Data extracted from a collection
■ ■ ■

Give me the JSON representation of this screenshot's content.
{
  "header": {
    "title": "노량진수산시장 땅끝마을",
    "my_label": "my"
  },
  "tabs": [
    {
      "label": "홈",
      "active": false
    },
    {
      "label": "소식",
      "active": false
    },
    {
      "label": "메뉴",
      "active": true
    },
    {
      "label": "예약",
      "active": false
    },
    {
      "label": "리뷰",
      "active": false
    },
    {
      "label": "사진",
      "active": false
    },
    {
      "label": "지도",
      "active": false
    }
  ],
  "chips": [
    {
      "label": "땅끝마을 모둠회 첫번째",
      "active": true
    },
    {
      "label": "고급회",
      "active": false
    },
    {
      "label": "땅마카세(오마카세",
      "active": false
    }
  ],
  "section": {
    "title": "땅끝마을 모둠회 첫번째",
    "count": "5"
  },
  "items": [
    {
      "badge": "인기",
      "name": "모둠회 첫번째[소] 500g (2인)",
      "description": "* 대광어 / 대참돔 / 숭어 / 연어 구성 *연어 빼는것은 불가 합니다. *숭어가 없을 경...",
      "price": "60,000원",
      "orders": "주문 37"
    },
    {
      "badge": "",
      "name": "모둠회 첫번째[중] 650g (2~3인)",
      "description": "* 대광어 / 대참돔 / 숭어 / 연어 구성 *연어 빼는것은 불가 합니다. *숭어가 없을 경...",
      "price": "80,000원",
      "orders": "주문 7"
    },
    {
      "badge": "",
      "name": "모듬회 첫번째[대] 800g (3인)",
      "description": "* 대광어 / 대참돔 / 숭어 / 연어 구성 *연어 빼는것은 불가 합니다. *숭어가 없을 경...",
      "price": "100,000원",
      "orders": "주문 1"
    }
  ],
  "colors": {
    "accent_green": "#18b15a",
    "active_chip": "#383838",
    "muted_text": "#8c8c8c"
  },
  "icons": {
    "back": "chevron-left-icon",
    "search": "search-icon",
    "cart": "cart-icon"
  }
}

■ ■ ■

- What needs to be done -
Find the word "name" in the data and copy out each line where it turns up.

- Completed exercise -
      "name": "모둠회 첫번째[소] 500g (2인)",
      "name": "모둠회 첫번째[중] 650g (2~3인)",
      "name": "모듬회 첫번째[대] 800g (3인)",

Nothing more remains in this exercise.